[TO DO] Copy out all the lines where "Universal" shows up.

[SOURCE DATA]

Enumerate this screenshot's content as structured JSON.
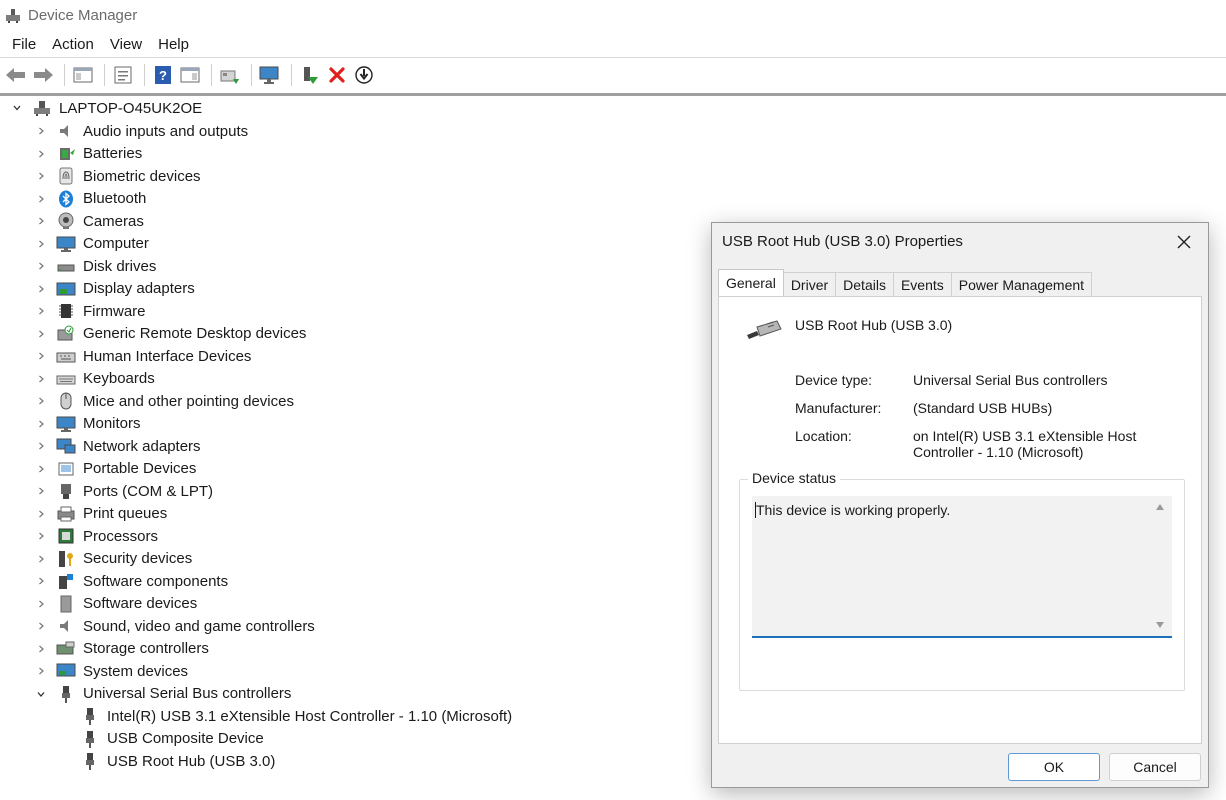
{
  "window": {
    "title": "Device Manager"
  },
  "menu": [
    "File",
    "Action",
    "View",
    "Help"
  ],
  "toolbar": {
    "buttons": [
      "back-icon",
      "forward-icon",
      "show-hide-tree-icon",
      "properties-icon",
      "help-icon",
      "action-pane-icon",
      "update-driver-icon",
      "scan-hardware-icon",
      "enable-device-icon",
      "uninstall-icon",
      "disable-device-icon"
    ]
  },
  "tree": {
    "root": "LAPTOP-O45UK2OE",
    "categories": [
      "Audio inputs and outputs",
      "Batteries",
      "Biometric devices",
      "Bluetooth",
      "Cameras",
      "Computer",
      "Disk drives",
      "Display adapters",
      "Firmware",
      "Generic Remote Desktop devices",
      "Human Interface Devices",
      "Keyboards",
      "Mice and other pointing devices",
      "Monitors",
      "Network adapters",
      "Portable Devices",
      "Ports (COM & LPT)",
      "Print queues",
      "Processors",
      "Security devices",
      "Software components",
      "Software devices",
      "Sound, video and game controllers",
      "Storage controllers",
      "System devices",
      "Universal Serial Bus controllers"
    ],
    "usb_children": [
      "Intel(R) USB 3.1 eXtensible Host Controller - 1.10 (Microsoft)",
      "USB Composite Device",
      "USB Root Hub (USB 3.0)"
    ]
  },
  "dialog": {
    "title": "USB Root Hub (USB 3.0) Properties",
    "tabs": [
      "General",
      "Driver",
      "Details",
      "Events",
      "Power Management"
    ],
    "device_name": "USB Root Hub (USB 3.0)",
    "props": {
      "type_label": "Device type:",
      "type_value": "Universal Serial Bus controllers",
      "manufacturer_label": "Manufacturer:",
      "manufacturer_value": "(Standard USB HUBs)",
      "location_label": "Location:",
      "location_value": "on Intel(R) USB 3.1 eXtensible Host Controller - 1.10 (Microsoft)"
    },
    "status_legend": "Device status",
    "status_text": "This device is working properly.",
    "ok_label": "OK",
    "cancel_label": "Cancel"
  }
}
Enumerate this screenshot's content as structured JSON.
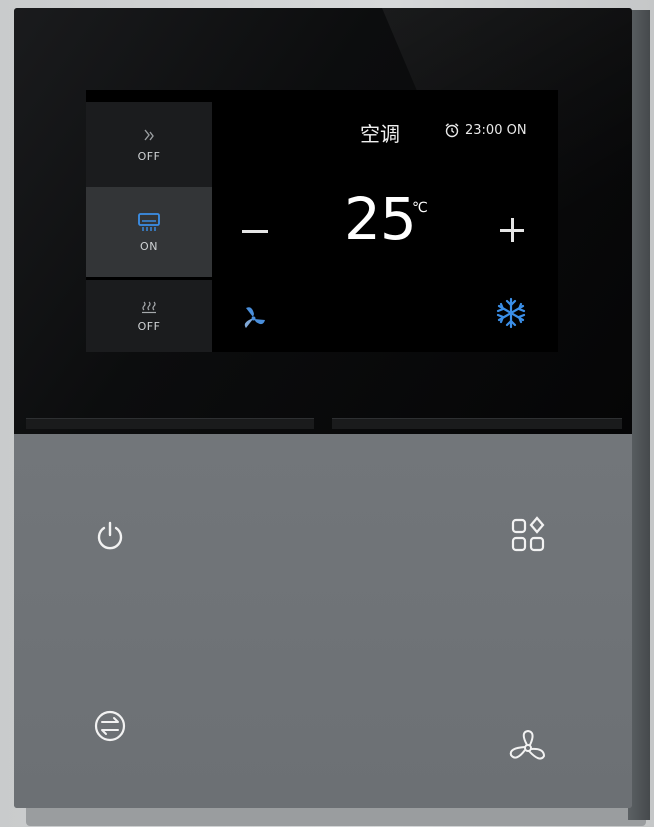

[EXERCISE ANSWER]
      "Universal Serial Bus controllers"
      "type_value": "Universal Serial Bus controllers",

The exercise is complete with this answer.